WORK TO DO: Give all of the lines again exactly as they read.

(Excerpts from a figure dataset)
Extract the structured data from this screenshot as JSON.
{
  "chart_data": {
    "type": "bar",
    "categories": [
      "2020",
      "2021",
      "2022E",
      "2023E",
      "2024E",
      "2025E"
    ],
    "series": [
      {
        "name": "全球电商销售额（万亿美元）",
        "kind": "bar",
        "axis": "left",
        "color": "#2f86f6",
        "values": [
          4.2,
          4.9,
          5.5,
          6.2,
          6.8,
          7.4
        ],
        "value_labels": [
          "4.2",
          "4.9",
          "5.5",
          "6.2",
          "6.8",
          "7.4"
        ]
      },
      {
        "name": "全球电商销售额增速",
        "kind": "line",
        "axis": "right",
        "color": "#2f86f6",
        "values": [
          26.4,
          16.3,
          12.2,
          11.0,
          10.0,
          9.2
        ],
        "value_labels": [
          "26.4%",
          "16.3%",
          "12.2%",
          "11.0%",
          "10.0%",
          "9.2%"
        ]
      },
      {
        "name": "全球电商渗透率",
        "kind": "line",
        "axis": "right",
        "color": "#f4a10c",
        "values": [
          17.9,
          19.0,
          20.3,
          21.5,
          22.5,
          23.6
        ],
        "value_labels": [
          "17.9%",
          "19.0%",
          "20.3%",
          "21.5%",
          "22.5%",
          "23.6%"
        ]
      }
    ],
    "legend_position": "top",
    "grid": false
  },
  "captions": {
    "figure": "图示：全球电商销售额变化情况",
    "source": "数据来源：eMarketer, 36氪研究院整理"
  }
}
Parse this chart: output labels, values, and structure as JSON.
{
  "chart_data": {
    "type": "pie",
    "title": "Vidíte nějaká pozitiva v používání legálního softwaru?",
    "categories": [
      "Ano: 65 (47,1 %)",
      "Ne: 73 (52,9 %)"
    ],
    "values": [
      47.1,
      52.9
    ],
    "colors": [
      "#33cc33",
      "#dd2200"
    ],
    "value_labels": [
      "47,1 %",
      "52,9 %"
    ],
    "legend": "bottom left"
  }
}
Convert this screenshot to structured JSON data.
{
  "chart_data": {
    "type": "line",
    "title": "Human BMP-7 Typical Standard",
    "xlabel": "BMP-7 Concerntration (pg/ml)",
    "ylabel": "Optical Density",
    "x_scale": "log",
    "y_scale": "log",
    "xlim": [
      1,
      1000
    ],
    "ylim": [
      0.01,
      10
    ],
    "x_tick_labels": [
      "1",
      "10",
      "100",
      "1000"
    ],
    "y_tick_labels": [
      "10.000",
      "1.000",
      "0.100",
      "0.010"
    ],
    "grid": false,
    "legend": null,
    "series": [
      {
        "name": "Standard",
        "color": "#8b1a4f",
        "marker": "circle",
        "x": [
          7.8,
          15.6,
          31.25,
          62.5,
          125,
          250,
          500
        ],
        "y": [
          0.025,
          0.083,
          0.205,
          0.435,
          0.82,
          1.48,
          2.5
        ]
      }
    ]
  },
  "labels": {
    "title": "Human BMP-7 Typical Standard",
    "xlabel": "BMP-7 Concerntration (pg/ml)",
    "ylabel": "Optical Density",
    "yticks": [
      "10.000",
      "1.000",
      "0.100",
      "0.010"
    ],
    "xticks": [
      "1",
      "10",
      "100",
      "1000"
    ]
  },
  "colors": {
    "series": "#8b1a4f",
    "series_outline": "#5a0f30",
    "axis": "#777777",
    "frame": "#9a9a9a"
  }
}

COMPLETE ANSWER:
Extract the structured data from this screenshot as JSON.
{
  "chart_data": {
    "type": "bar",
    "categories": [
      "2020",
      "2021",
      "2022E",
      "2023E",
      "2024E",
      "2025E"
    ],
    "series": [
      {
        "name": "全球电商销售额（万亿美元）",
        "kind": "bar",
        "axis": "left",
        "color": "#2f86f6",
        "values": [
          4.2,
          4.9,
          5.5,
          6.2,
          6.8,
          7.4
        ],
        "value_labels": [
          "4.2",
          "4.9",
          "5.5",
          "6.2",
          "6.8",
          "7.4"
        ]
      },
      {
        "name": "全球电商销售额增速",
        "kind": "line",
        "axis": "right",
        "color": "#2f86f6",
        "values": [
          26.4,
          16.3,
          12.2,
          11.0,
          10.0,
          9.2
        ],
        "value_labels": [
          "26.4%",
          "16.3%",
          "12.2%",
          "11.0%",
          "10.0%",
          "9.2%"
        ]
      },
      {
        "name": "全球电商渗透率",
        "kind": "line",
        "axis": "right",
        "color": "#f4a10c",
        "values": [
          17.9,
          19.0,
          20.3,
          21.5,
          22.5,
          23.6
        ],
        "value_labels": [
          "17.9%",
          "19.0%",
          "20.3%",
          "21.5%",
          "22.5%",
          "23.6%"
        ]
      }
    ],
    "legend_position": "top",
    "grid": false
  },
  "captions": {
    "figure": "图示：全球电商销售额变化情况",
    "source": "数据来源：eMarketer, 36氪研究院整理"
  }
}
Parse this chart: output labels, values, and structure as JSON.
{
  "chart_data": {
    "type": "pie",
    "title": "Vidíte nějaká pozitiva v používání legálního softwaru?",
    "categories": [
      "Ano: 65 (47,1 %)",
      "Ne: 73 (52,9 %)"
    ],
    "values": [
      47.1,
      52.9
    ],
    "colors": [
      "#33cc33",
      "#dd2200"
    ],
    "value_labels": [
      "47,1 %",
      "52,9 %"
    ],
    "legend": "bottom left"
  }
}
Convert this screenshot to structured JSON data.
{
  "chart_data": {
    "type": "line",
    "title": "Human BMP-7 Typical Standard",
    "xlabel": "BMP-7 Concerntration (pg/ml)",
    "ylabel": "Optical Density",
    "x_scale": "log",
    "y_scale": "log",
    "xlim": [
      1,
      1000
    ],
    "ylim": [
      0.01,
      10
    ],
    "x_tick_labels": [
      "1",
      "10",
      "100",
      "1000"
    ],
    "y_tick_labels": [
      "10.000",
      "1.000",
      "0.100",
      "0.010"
    ],
    "grid": false,
    "legend": null,
    "series": [
      {
        "name": "Standard",
        "color": "#8b1a4f",
        "marker": "circle",
        "x": [
          7.8,
          15.6,
          31.25,
          62.5,
          125,
          250,
          500
        ],
        "y": [
          0.025,
          0.083,
          0.205,
          0.435,
          0.82,
          1.48,
          2.5
        ]
      }
    ]
  },
  "labels": {
    "title": "Human BMP-7 Typical Standard",
    "xlabel": "BMP-7 Concerntration (pg/ml)",
    "ylabel": "Optical Density",
    "yticks": [
      "10.000",
      "1.000",
      "0.100",
      "0.010"
    ],
    "xticks": [
      "1",
      "10",
      "100",
      "1000"
    ]
  },
  "colors": {
    "series": "#8b1a4f",
    "series_outline": "#5a0f30",
    "axis": "#777777",
    "frame": "#9a9a9a"
  }
}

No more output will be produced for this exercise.